What to produce:
Show every line that has the string "码计四分" in it.

BEGIN Provided information

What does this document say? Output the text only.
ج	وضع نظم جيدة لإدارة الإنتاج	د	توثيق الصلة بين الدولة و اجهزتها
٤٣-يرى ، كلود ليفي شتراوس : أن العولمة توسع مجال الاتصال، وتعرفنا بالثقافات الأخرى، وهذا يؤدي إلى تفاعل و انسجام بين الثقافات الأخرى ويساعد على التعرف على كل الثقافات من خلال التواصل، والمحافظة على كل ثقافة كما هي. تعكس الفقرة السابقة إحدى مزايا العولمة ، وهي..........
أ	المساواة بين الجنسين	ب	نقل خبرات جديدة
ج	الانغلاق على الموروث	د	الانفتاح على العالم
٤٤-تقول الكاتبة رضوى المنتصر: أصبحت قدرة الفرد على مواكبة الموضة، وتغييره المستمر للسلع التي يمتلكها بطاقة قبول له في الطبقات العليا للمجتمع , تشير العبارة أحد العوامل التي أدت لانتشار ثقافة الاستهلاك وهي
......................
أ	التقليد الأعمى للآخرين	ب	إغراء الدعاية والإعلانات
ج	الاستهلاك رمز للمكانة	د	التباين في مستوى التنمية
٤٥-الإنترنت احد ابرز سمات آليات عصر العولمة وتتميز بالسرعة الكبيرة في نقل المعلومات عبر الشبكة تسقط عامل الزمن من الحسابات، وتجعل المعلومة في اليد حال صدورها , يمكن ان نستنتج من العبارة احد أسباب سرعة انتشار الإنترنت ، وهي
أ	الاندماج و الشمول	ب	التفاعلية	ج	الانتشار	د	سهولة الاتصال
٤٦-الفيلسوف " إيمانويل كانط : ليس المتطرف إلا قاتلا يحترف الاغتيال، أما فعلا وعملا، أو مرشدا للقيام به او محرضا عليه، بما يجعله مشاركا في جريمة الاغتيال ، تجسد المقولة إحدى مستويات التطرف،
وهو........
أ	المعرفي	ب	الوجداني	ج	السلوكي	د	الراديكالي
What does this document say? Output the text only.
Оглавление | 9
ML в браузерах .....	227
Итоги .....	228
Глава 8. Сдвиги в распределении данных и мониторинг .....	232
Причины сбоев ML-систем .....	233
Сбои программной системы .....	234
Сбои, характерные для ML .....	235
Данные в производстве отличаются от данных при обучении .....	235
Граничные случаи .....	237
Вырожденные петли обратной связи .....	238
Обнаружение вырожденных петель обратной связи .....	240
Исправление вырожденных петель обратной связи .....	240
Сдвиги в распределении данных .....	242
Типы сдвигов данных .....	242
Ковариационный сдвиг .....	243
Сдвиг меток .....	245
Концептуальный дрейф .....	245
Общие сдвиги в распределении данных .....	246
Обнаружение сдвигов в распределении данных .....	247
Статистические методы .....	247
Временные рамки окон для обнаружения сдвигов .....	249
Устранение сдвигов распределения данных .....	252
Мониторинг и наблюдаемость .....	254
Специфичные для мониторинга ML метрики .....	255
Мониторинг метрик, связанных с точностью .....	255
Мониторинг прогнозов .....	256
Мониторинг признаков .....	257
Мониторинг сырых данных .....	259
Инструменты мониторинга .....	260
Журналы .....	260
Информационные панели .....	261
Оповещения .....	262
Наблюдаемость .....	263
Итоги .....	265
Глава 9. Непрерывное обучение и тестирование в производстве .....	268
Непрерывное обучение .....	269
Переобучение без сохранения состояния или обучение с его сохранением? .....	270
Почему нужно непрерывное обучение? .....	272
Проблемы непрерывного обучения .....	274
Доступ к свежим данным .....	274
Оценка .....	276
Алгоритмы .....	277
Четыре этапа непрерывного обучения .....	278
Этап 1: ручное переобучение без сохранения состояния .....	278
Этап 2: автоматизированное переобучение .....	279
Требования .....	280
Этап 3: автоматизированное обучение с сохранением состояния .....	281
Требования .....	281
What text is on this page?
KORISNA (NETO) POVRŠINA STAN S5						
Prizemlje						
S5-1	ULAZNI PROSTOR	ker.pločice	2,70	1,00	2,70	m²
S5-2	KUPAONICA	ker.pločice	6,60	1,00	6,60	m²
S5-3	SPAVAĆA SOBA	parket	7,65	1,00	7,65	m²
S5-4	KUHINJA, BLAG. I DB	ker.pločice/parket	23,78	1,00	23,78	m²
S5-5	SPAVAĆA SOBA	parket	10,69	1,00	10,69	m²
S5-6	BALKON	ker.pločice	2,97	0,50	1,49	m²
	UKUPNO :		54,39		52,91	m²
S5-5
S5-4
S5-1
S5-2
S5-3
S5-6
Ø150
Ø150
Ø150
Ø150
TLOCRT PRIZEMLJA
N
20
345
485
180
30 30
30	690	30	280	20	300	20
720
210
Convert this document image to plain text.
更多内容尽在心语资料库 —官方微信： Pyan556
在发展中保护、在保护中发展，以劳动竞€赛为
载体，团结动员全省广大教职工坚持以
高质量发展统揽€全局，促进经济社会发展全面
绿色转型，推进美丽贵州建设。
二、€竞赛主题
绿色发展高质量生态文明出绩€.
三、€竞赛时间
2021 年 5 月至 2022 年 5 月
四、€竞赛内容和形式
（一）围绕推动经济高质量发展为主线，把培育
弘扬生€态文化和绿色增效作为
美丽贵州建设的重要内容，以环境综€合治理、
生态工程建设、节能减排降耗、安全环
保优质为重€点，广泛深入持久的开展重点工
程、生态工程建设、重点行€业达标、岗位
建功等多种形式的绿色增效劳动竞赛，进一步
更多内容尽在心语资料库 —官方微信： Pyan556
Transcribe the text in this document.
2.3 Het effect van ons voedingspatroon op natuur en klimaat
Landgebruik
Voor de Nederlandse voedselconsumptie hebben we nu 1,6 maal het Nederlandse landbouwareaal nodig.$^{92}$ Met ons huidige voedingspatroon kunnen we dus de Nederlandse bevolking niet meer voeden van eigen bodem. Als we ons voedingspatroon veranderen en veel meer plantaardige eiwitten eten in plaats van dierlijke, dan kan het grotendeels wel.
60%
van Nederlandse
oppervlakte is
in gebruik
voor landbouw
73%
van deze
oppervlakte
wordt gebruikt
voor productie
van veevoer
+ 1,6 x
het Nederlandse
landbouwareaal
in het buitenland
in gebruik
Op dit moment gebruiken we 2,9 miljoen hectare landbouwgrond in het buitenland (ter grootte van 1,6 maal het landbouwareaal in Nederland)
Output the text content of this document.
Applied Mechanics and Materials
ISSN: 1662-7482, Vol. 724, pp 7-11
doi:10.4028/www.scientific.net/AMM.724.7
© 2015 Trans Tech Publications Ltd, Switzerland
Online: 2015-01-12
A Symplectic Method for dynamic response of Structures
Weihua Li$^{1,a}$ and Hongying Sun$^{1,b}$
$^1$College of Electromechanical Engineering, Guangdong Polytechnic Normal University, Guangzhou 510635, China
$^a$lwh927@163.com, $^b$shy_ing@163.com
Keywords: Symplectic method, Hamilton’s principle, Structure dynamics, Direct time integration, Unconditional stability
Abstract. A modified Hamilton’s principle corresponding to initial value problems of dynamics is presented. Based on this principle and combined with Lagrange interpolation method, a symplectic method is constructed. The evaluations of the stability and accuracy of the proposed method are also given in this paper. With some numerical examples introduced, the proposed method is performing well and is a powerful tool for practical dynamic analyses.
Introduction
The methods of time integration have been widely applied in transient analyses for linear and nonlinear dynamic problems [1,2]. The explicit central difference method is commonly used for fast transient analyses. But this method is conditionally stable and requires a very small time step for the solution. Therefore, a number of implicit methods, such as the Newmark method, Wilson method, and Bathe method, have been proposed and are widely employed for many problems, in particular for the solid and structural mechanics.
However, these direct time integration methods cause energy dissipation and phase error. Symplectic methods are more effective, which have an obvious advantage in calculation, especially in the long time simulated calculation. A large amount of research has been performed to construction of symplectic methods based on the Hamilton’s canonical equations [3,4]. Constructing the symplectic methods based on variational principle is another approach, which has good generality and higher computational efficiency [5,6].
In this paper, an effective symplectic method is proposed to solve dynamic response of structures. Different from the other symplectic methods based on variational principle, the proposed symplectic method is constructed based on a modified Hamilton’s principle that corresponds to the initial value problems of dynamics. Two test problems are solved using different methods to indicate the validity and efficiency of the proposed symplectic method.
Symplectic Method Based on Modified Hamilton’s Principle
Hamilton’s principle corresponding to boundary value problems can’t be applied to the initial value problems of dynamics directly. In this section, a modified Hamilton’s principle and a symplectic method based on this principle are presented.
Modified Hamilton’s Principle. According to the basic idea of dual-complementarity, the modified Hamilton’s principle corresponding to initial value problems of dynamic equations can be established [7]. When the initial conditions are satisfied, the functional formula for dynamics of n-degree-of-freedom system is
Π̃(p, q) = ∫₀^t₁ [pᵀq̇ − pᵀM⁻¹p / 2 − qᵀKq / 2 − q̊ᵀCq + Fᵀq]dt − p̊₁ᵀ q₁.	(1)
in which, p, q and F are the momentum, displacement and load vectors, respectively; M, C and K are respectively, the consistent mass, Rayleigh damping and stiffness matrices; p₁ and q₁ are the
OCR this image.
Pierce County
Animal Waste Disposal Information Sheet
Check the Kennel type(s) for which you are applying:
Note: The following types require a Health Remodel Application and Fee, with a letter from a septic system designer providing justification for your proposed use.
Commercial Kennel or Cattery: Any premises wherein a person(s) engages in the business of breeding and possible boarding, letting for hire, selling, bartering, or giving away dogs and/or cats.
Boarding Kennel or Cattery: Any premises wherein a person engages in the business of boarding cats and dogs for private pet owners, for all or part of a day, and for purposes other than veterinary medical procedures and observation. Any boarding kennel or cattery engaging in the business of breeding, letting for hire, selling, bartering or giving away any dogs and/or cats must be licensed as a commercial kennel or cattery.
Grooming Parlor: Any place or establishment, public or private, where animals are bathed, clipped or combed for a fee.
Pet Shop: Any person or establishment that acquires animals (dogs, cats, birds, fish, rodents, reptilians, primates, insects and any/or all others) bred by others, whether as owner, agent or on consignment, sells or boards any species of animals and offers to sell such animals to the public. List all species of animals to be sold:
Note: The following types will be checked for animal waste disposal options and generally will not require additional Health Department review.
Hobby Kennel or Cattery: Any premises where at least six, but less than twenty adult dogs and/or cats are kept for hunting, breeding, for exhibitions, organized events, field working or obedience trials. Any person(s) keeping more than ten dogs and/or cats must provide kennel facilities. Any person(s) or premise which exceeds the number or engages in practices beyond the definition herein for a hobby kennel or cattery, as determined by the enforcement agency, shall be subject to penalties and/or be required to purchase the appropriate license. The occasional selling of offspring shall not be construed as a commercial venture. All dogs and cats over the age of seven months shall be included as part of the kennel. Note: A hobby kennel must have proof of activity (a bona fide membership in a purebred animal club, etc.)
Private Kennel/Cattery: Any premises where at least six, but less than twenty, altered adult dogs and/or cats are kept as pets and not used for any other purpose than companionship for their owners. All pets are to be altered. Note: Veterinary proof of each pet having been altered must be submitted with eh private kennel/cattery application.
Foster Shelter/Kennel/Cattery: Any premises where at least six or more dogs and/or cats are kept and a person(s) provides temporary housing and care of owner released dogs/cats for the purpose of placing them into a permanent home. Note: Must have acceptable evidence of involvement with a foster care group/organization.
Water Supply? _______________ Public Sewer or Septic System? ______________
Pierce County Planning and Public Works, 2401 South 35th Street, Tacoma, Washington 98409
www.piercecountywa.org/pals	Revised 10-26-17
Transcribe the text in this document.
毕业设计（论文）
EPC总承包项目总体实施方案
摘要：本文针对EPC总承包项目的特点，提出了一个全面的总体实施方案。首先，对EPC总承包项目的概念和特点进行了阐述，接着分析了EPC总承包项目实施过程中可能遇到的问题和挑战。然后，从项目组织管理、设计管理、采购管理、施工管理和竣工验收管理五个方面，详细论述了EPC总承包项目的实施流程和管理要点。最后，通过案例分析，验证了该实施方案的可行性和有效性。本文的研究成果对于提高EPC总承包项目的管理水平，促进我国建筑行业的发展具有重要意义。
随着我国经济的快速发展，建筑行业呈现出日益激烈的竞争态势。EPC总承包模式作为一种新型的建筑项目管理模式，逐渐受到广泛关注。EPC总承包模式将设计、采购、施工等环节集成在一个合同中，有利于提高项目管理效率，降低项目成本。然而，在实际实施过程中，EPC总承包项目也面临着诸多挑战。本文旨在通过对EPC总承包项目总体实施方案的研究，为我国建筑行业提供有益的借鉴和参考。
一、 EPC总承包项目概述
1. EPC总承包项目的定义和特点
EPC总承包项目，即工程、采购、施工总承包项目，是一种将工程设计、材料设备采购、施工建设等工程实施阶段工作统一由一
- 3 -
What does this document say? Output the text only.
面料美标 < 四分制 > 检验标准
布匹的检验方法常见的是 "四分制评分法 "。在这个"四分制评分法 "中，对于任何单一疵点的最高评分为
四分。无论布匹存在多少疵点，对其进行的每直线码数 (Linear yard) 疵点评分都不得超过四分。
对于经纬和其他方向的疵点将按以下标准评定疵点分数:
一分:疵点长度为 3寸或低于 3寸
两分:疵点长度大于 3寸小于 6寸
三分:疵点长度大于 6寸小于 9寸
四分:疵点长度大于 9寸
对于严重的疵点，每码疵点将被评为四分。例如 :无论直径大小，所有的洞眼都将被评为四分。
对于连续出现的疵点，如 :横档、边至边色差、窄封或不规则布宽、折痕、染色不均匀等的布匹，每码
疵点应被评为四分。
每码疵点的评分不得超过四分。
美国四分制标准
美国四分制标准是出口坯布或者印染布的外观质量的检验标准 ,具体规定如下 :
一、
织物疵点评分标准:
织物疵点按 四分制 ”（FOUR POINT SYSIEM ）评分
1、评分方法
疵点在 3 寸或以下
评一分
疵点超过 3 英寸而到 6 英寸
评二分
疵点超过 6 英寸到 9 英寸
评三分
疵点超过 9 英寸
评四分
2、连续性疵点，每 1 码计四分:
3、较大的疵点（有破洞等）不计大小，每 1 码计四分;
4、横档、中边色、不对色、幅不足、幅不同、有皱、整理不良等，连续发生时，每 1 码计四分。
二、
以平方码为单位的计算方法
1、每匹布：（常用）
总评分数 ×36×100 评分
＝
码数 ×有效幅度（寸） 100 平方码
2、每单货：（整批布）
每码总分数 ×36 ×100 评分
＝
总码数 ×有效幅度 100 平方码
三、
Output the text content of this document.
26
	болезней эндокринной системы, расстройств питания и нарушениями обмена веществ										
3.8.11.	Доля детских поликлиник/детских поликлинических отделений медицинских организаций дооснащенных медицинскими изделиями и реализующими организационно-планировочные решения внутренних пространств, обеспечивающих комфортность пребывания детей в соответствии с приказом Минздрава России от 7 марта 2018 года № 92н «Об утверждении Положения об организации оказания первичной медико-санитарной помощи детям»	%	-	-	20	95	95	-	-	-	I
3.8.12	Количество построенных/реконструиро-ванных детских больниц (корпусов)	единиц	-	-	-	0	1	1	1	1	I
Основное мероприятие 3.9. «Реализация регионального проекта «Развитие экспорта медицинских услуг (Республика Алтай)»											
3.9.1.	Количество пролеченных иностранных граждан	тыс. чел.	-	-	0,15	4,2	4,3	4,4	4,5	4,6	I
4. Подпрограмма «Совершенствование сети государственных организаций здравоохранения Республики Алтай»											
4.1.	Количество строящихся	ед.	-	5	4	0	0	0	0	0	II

END Provided information

Exercise answer:
2、连续性疵点，每 1 码计四分:
3、较大的疵点（有破洞等）不计大小，每 1 码计四分;
4、横档、中边色、不对色、幅不足、幅不同、有皱、整理不良等，连续发生时，每 1 码计四分。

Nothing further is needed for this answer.